Can you print the data exactly and leave out each image?

━━━━━ Dataset records

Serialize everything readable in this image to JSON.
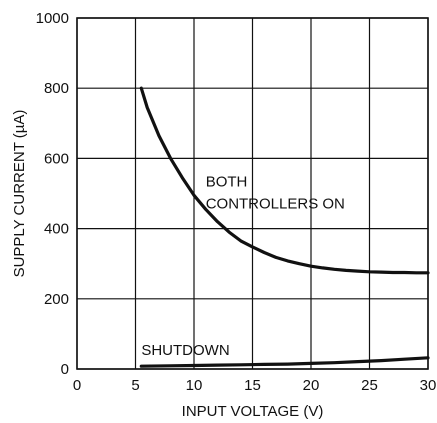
{
  "chart_data": {
    "type": "line",
    "xlabel": "INPUT VOLTAGE (V)",
    "ylabel": "SUPPLY CURRENT (µA)",
    "xlim": [
      0,
      30
    ],
    "ylim": [
      0,
      1000
    ],
    "x_ticks": [
      "0",
      "5",
      "10",
      "15",
      "20",
      "25",
      "30"
    ],
    "y_ticks": [
      "0",
      "200",
      "400",
      "600",
      "800",
      "1000"
    ],
    "grid": true,
    "series": [
      {
        "name": "BOTH CONTROLLERS ON",
        "x": [
          5.5,
          6,
          7,
          8,
          9,
          10,
          11,
          12,
          13,
          14,
          15,
          16,
          17,
          18,
          19,
          20,
          21,
          22,
          23,
          24,
          25,
          26,
          27,
          28,
          29,
          30
        ],
        "y": [
          800,
          745,
          665,
          600,
          545,
          495,
          455,
          420,
          390,
          365,
          348,
          332,
          318,
          308,
          300,
          293,
          288,
          284,
          281,
          279,
          277,
          276,
          275,
          275,
          274,
          274
        ],
        "color": "#111111"
      },
      {
        "name": "SHUTDOWN",
        "x": [
          5.5,
          8,
          10,
          12,
          14,
          16,
          18,
          20,
          22,
          24,
          26,
          28,
          30
        ],
        "y": [
          8,
          9,
          10,
          11,
          12,
          13,
          14,
          16,
          18,
          21,
          24,
          28,
          32
        ],
        "color": "#111111"
      }
    ],
    "annotations": [
      {
        "lines": [
          "BOTH",
          "CONTROLLERS ON"
        ],
        "x": 11,
        "y": 520
      },
      {
        "lines": [
          "SHUTDOWN"
        ],
        "x": 5.5,
        "y": 40
      }
    ]
  }
}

━━━━━━━━━━

### Answer to the problem:
Serialize everything readable in this image to JSON.
{
  "chart_data": {
    "type": "line",
    "xlabel": "INPUT VOLTAGE (V)",
    "ylabel": "SUPPLY CURRENT (µA)",
    "xlim": [
      0,
      30
    ],
    "ylim": [
      0,
      1000
    ],
    "x_ticks": [
      "0",
      "5",
      "10",
      "15",
      "20",
      "25",
      "30"
    ],
    "y_ticks": [
      "0",
      "200",
      "400",
      "600",
      "800",
      "1000"
    ],
    "grid": true,
    "series": [
      {
        "name": "BOTH CONTROLLERS ON",
        "x": [
          5.5,
          6,
          7,
          8,
          9,
          10,
          11,
          12,
          13,
          14,
          15,
          16,
          17,
          18,
          19,
          20,
          21,
          22,
          23,
          24,
          25,
          26,
          27,
          28,
          29,
          30
        ],
        "y": [
          800,
          745,
          665,
          600,
          545,
          495,
          455,
          420,
          390,
          365,
          348,
          332,
          318,
          308,
          300,
          293,
          288,
          284,
          281,
          279,
          277,
          276,
          275,
          275,
          274,
          274
        ],
        "color": "#111111"
      },
      {
        "name": "SHUTDOWN",
        "x": [
          5.5,
          8,
          10,
          12,
          14,
          16,
          18,
          20,
          22,
          24,
          26,
          28,
          30
        ],
        "y": [
          8,
          9,
          10,
          11,
          12,
          13,
          14,
          16,
          18,
          21,
          24,
          28,
          32
        ],
        "color": "#111111"
      }
    ],
    "annotations": [
      {
        "lines": [
          "BOTH",
          "CONTROLLERS ON"
        ],
        "x": 11,
        "y": 520
      },
      {
        "lines": [
          "SHUTDOWN"
        ],
        "x": 5.5,
        "y": 40
      }
    ]
  }
}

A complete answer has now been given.